(Records about charts and figures)

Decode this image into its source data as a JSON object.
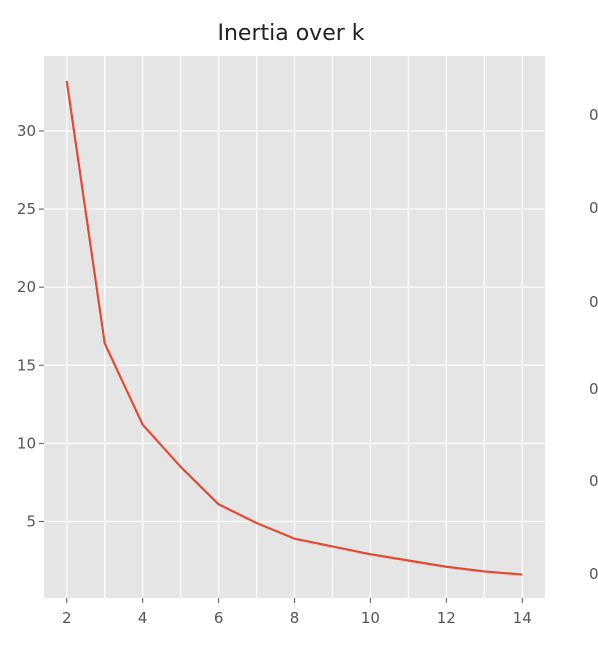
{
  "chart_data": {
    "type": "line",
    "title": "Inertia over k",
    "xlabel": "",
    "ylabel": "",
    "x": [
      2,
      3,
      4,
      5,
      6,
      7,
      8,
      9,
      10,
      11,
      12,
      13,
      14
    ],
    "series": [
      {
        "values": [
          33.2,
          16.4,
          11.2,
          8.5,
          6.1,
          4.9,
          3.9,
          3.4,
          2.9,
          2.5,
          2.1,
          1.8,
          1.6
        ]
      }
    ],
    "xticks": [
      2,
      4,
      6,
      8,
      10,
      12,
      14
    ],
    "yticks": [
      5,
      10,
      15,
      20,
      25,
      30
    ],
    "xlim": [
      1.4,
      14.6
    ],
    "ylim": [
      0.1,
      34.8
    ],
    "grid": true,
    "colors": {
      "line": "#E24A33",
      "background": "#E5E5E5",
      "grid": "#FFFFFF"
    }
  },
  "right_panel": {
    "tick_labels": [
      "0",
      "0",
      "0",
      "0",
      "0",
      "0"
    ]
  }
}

_TO BE DONE_
Return all of the data exactly as written, and drop the pictures.

_SOLUTION_
Decode this image into its source data as a JSON object.
{
  "chart_data": {
    "type": "line",
    "title": "Inertia over k",
    "xlabel": "",
    "ylabel": "",
    "x": [
      2,
      3,
      4,
      5,
      6,
      7,
      8,
      9,
      10,
      11,
      12,
      13,
      14
    ],
    "series": [
      {
        "values": [
          33.2,
          16.4,
          11.2,
          8.5,
          6.1,
          4.9,
          3.9,
          3.4,
          2.9,
          2.5,
          2.1,
          1.8,
          1.6
        ]
      }
    ],
    "xticks": [
      2,
      4,
      6,
      8,
      10,
      12,
      14
    ],
    "yticks": [
      5,
      10,
      15,
      20,
      25,
      30
    ],
    "xlim": [
      1.4,
      14.6
    ],
    "ylim": [
      0.1,
      34.8
    ],
    "grid": true,
    "colors": {
      "line": "#E24A33",
      "background": "#E5E5E5",
      "grid": "#FFFFFF"
    }
  },
  "right_panel": {
    "tick_labels": [
      "0",
      "0",
      "0",
      "0",
      "0",
      "0"
    ]
  }
}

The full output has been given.